* [STATED GOAL]:
Would you write out the entries below, every one of them, exactly?

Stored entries
-------

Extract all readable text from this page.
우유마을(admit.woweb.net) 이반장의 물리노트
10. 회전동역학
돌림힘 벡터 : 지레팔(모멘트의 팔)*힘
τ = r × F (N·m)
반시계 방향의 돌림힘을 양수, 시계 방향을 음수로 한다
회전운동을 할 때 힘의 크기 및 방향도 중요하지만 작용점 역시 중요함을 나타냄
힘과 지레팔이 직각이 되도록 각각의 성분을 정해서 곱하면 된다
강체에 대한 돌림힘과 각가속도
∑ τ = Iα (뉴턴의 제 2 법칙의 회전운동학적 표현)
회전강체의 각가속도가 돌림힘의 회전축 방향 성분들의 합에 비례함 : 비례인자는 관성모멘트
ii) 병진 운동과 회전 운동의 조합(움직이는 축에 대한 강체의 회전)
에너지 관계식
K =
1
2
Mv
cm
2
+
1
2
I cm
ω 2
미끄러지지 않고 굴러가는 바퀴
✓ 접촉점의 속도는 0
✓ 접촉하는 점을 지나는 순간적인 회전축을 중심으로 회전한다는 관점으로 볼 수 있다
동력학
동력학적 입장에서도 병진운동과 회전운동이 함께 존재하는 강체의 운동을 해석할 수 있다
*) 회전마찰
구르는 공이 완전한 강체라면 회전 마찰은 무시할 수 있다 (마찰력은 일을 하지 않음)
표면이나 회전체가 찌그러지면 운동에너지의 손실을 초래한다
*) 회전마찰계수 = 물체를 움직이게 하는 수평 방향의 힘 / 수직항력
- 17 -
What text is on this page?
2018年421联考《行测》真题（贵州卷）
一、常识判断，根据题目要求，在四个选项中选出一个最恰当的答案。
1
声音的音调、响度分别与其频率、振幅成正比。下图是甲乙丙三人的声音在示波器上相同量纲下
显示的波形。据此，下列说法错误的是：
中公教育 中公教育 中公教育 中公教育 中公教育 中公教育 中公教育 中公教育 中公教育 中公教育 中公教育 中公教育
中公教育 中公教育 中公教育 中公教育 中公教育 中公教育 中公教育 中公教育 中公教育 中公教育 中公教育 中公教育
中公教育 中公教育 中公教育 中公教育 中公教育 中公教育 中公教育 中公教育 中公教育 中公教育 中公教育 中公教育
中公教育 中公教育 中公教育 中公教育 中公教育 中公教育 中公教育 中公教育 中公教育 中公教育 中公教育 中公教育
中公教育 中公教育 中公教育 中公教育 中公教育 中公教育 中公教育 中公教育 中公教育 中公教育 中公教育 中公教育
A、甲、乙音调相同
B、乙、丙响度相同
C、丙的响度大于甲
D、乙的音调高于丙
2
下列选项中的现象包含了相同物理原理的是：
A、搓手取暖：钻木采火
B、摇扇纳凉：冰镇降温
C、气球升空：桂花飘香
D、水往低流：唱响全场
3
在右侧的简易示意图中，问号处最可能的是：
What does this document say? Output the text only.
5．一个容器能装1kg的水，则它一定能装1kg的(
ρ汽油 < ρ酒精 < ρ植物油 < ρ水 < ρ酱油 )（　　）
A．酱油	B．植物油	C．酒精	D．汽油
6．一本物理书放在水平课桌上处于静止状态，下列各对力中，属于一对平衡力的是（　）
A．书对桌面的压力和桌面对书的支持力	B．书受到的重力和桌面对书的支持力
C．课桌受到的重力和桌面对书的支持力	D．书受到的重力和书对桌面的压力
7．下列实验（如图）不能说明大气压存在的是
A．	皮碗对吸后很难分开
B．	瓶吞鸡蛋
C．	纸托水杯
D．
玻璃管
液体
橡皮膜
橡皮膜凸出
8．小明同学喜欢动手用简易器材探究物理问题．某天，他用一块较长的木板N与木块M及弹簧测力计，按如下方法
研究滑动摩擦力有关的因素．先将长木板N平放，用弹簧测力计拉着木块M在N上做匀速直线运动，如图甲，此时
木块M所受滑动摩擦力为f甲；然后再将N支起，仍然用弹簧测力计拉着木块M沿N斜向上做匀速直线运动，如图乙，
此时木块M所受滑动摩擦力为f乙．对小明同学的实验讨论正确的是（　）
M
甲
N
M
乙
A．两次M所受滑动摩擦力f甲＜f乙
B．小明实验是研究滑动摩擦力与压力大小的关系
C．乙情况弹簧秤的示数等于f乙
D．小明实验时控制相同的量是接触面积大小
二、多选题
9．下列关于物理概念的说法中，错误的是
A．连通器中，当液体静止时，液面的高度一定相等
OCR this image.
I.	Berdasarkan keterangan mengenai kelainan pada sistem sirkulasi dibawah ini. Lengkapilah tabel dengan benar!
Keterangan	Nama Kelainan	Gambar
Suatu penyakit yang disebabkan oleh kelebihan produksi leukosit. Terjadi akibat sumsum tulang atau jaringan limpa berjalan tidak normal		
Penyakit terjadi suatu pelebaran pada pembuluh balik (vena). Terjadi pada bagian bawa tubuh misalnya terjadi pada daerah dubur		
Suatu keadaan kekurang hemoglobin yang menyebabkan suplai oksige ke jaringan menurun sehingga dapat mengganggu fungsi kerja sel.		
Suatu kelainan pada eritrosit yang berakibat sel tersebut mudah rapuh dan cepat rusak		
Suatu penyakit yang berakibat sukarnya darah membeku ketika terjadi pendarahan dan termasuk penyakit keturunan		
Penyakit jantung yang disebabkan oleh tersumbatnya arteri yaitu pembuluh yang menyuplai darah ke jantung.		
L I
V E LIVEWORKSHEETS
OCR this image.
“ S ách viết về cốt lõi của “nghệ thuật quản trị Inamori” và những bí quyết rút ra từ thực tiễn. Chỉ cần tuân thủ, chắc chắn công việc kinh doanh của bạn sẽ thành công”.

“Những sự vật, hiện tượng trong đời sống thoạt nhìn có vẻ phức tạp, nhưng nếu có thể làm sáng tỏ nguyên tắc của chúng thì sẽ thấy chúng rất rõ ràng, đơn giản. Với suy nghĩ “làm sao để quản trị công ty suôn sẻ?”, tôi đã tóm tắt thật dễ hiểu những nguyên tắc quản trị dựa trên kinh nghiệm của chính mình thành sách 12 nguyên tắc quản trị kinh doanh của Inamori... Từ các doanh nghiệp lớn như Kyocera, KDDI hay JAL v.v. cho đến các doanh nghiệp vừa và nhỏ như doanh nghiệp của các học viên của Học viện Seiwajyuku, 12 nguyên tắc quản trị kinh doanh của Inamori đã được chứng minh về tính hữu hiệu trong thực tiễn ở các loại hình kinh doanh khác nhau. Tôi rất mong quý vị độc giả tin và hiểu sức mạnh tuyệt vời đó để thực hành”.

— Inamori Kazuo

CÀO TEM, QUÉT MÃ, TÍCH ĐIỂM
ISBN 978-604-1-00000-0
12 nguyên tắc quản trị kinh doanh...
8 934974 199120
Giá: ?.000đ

-------

* [RESULT OF THIS EXERCISE]:
Extract all readable text from this page.
우유마을(admit.woweb.net) 이반장의 물리노트
10. 회전동역학
돌림힘 벡터 : 지레팔(모멘트의 팔)*힘
τ = r × F (N·m)
반시계 방향의 돌림힘을 양수, 시계 방향을 음수로 한다
회전운동을 할 때 힘의 크기 및 방향도 중요하지만 작용점 역시 중요함을 나타냄
힘과 지레팔이 직각이 되도록 각각의 성분을 정해서 곱하면 된다
강체에 대한 돌림힘과 각가속도
∑ τ = Iα (뉴턴의 제 2 법칙의 회전운동학적 표현)
회전강체의 각가속도가 돌림힘의 회전축 방향 성분들의 합에 비례함 : 비례인자는 관성모멘트
ii) 병진 운동과 회전 운동의 조합(움직이는 축에 대한 강체의 회전)
에너지 관계식
K =
1
2
Mv
cm
2
+
1
2
I cm
ω 2
미끄러지지 않고 굴러가는 바퀴
✓ 접촉점의 속도는 0
✓ 접촉하는 점을 지나는 순간적인 회전축을 중심으로 회전한다는 관점으로 볼 수 있다
동력학
동력학적 입장에서도 병진운동과 회전운동이 함께 존재하는 강체의 운동을 해석할 수 있다
*) 회전마찰
구르는 공이 완전한 강체라면 회전 마찰은 무시할 수 있다 (마찰력은 일을 하지 않음)
표면이나 회전체가 찌그러지면 운동에너지의 손실을 초래한다
*) 회전마찰계수 = 물체를 움직이게 하는 수평 방향의 힘 / 수직항력
- 17 -
What text is on this page?
2018年421联考《行测》真题（贵州卷）
一、常识判断，根据题目要求，在四个选项中选出一个最恰当的答案。
1
声音的音调、响度分别与其频率、振幅成正比。下图是甲乙丙三人的声音在示波器上相同量纲下
显示的波形。据此，下列说法错误的是：
中公教育 中公教育 中公教育 中公教育 中公教育 中公教育 中公教育 中公教育 中公教育 中公教育 中公教育 中公教育
中公教育 中公教育 中公教育 中公教育 中公教育 中公教育 中公教育 中公教育 中公教育 中公教育 中公教育 中公教育
中公教育 中公教育 中公教育 中公教育 中公教育 中公教育 中公教育 中公教育 中公教育 中公教育 中公教育 中公教育
中公教育 中公教育 中公教育 中公教育 中公教育 中公教育 中公教育 中公教育 中公教育 中公教育 中公教育 中公教育
中公教育 中公教育 中公教育 中公教育 中公教育 中公教育 中公教育 中公教育 中公教育 中公教育 中公教育 中公教育
A、甲、乙音调相同
B、乙、丙响度相同
C、丙的响度大于甲
D、乙的音调高于丙
2
下列选项中的现象包含了相同物理原理的是：
A、搓手取暖：钻木采火
B、摇扇纳凉：冰镇降温
C、气球升空：桂花飘香
D、水往低流：唱响全场
3
在右侧的简易示意图中，问号处最可能的是：
What does this document say? Output the text only.
5．一个容器能装1kg的水，则它一定能装1kg的(
ρ汽油 < ρ酒精 < ρ植物油 < ρ水 < ρ酱油 )（　　）
A．酱油	B．植物油	C．酒精	D．汽油
6．一本物理书放在水平课桌上处于静止状态，下列各对力中，属于一对平衡力的是（　）
A．书对桌面的压力和桌面对书的支持力	B．书受到的重力和桌面对书的支持力
C．课桌受到的重力和桌面对书的支持力	D．书受到的重力和书对桌面的压力
7．下列实验（如图）不能说明大气压存在的是
A．	皮碗对吸后很难分开
B．	瓶吞鸡蛋
C．	纸托水杯
D．
玻璃管
液体
橡皮膜
橡皮膜凸出
8．小明同学喜欢动手用简易器材探究物理问题．某天，他用一块较长的木板N与木块M及弹簧测力计，按如下方法
研究滑动摩擦力有关的因素．先将长木板N平放，用弹簧测力计拉着木块M在N上做匀速直线运动，如图甲，此时
木块M所受滑动摩擦力为f甲；然后再将N支起，仍然用弹簧测力计拉着木块M沿N斜向上做匀速直线运动，如图乙，
此时木块M所受滑动摩擦力为f乙．对小明同学的实验讨论正确的是（　）
M
甲
N
M
乙
A．两次M所受滑动摩擦力f甲＜f乙
B．小明实验是研究滑动摩擦力与压力大小的关系
C．乙情况弹簧秤的示数等于f乙
D．小明实验时控制相同的量是接触面积大小
二、多选题
9．下列关于物理概念的说法中，错误的是
A．连通器中，当液体静止时，液面的高度一定相等
OCR this image.
I.	Berdasarkan keterangan mengenai kelainan pada sistem sirkulasi dibawah ini. Lengkapilah tabel dengan benar!
Keterangan	Nama Kelainan	Gambar
Suatu penyakit yang disebabkan oleh kelebihan produksi leukosit. Terjadi akibat sumsum tulang atau jaringan limpa berjalan tidak normal		
Penyakit terjadi suatu pelebaran pada pembuluh balik (vena). Terjadi pada bagian bawa tubuh misalnya terjadi pada daerah dubur		
Suatu keadaan kekurang hemoglobin yang menyebabkan suplai oksige ke jaringan menurun sehingga dapat mengganggu fungsi kerja sel.		
Suatu kelainan pada eritrosit yang berakibat sel tersebut mudah rapuh dan cepat rusak		
Suatu penyakit yang berakibat sukarnya darah membeku ketika terjadi pendarahan dan termasuk penyakit keturunan		
Penyakit jantung yang disebabkan oleh tersumbatnya arteri yaitu pembuluh yang menyuplai darah ke jantung.		
L I
V E LIVEWORKSHEETS
OCR this image.
“ S ách viết về cốt lõi của “nghệ thuật quản trị Inamori” và những bí quyết rút ra từ thực tiễn. Chỉ cần tuân thủ, chắc chắn công việc kinh doanh của bạn sẽ thành công”.

“Những sự vật, hiện tượng trong đời sống thoạt nhìn có vẻ phức tạp, nhưng nếu có thể làm sáng tỏ nguyên tắc của chúng thì sẽ thấy chúng rất rõ ràng, đơn giản. Với suy nghĩ “làm sao để quản trị công ty suôn sẻ?”, tôi đã tóm tắt thật dễ hiểu những nguyên tắc quản trị dựa trên kinh nghiệm của chính mình thành sách 12 nguyên tắc quản trị kinh doanh của Inamori... Từ các doanh nghiệp lớn như Kyocera, KDDI hay JAL v.v. cho đến các doanh nghiệp vừa và nhỏ như doanh nghiệp của các học viên của Học viện Seiwajyuku, 12 nguyên tắc quản trị kinh doanh của Inamori đã được chứng minh về tính hữu hiệu trong thực tiễn ở các loại hình kinh doanh khác nhau. Tôi rất mong quý vị độc giả tin và hiểu sức mạnh tuyệt vời đó để thực hành”.

— Inamori Kazuo

CÀO TEM, QUÉT MÃ, TÍCH ĐIỂM
ISBN 978-604-1-00000-0
12 nguyên tắc quản trị kinh doanh...
8 934974 199120
Giá: ?.000đ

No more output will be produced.